== Exercise materials ==

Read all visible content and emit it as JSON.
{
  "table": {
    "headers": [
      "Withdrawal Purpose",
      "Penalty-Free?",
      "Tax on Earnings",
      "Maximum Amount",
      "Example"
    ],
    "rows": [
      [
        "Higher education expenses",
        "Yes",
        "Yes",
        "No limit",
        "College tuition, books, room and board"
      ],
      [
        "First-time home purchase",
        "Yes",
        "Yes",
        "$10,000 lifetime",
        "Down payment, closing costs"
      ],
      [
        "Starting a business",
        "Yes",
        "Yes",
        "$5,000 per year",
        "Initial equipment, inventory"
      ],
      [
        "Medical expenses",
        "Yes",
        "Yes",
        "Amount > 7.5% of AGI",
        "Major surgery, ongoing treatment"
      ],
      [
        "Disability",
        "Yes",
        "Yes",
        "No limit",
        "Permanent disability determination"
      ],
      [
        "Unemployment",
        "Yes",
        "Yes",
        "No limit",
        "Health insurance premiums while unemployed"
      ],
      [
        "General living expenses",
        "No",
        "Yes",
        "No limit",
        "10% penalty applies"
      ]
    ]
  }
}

===

Written problem: Determine the number of lines in the entries above where the string "expenses" appears. Answer with the number alone.

Exercise answer: 3